Required task:
Copy out all the lines exactly. Omit pictures.

Data supplied:
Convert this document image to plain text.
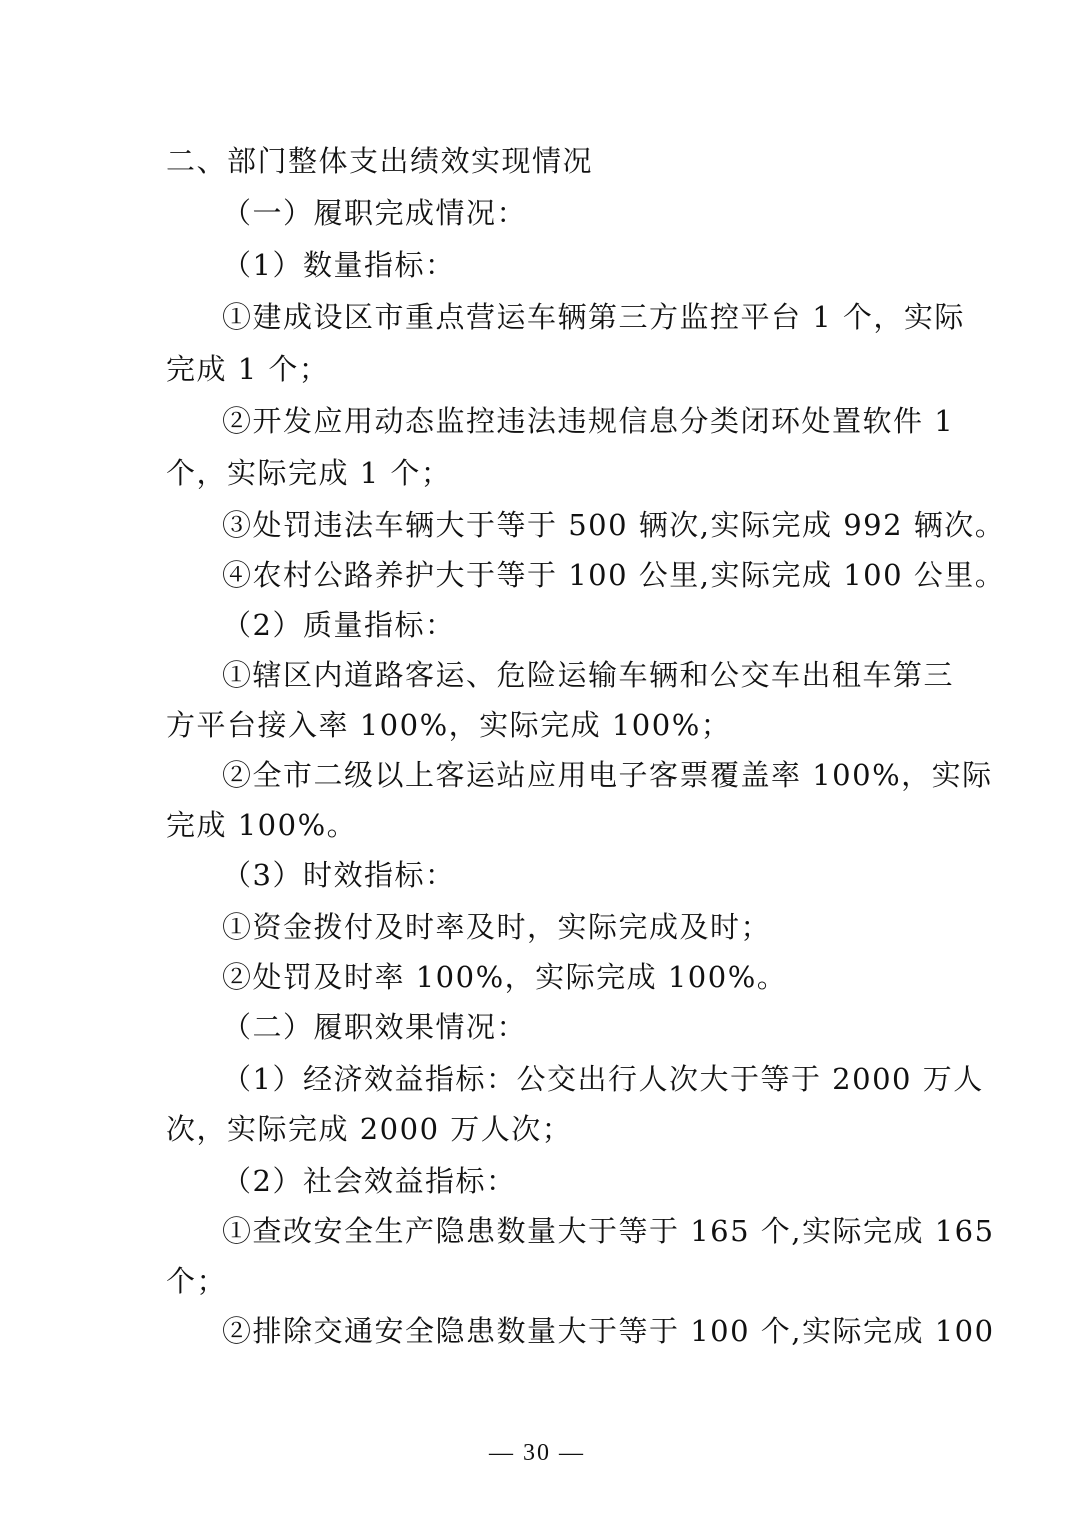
二、部门整体支出绩效实现情况
（一）履职完成情况：
（1）数量指标：
①建成设区市重点营运车辆第三方监控平台 1 个，实际
完成 1 个；
②开发应用动态监控违法违规信息分类闭环处置软件 1
个，实际完成 1 个；
③处罚违法车辆大于等于 500 辆次,实际完成 992 辆次。
④农村公路养护大于等于 100 公里,实际完成 100 公里。
（2）质量指标：
①辖区内道路客运、危险运输车辆和公交车出租车第三
方平台接入率 100%，实际完成 100%；
②全市二级以上客运站应用电子客票覆盖率 100%，实际
完成 100%。
（3）时效指标：
①资金拨付及时率及时，实际完成及时；
②处罚及时率 100%，实际完成 100%。
（二）履职效果情况：
（1）经济效益指标：公交出行人次大于等于 2000 万人
次，实际完成 2000 万人次；
（2）社会效益指标：
①查改安全生产隐患数量大于等于 165 个,实际完成 165
个；
②排除交通安全隐患数量大于等于 100 个,实际完成 100
— 30 —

Answer:
Convert this document image to plain text.
二、部门整体支出绩效实现情况
（一）履职完成情况：
（1）数量指标：
①建成设区市重点营运车辆第三方监控平台 1 个，实际
完成 1 个；
②开发应用动态监控违法违规信息分类闭环处置软件 1
个，实际完成 1 个；
③处罚违法车辆大于等于 500 辆次,实际完成 992 辆次。
④农村公路养护大于等于 100 公里,实际完成 100 公里。
（2）质量指标：
①辖区内道路客运、危险运输车辆和公交车出租车第三
方平台接入率 100%，实际完成 100%；
②全市二级以上客运站应用电子客票覆盖率 100%，实际
完成 100%。
（3）时效指标：
①资金拨付及时率及时，实际完成及时；
②处罚及时率 100%，实际完成 100%。
（二）履职效果情况：
（1）经济效益指标：公交出行人次大于等于 2000 万人
次，实际完成 2000 万人次；
（2）社会效益指标：
①查改安全生产隐患数量大于等于 165 个,实际完成 165
个；
②排除交通安全隐患数量大于等于 100 个,实际完成 100
— 30 —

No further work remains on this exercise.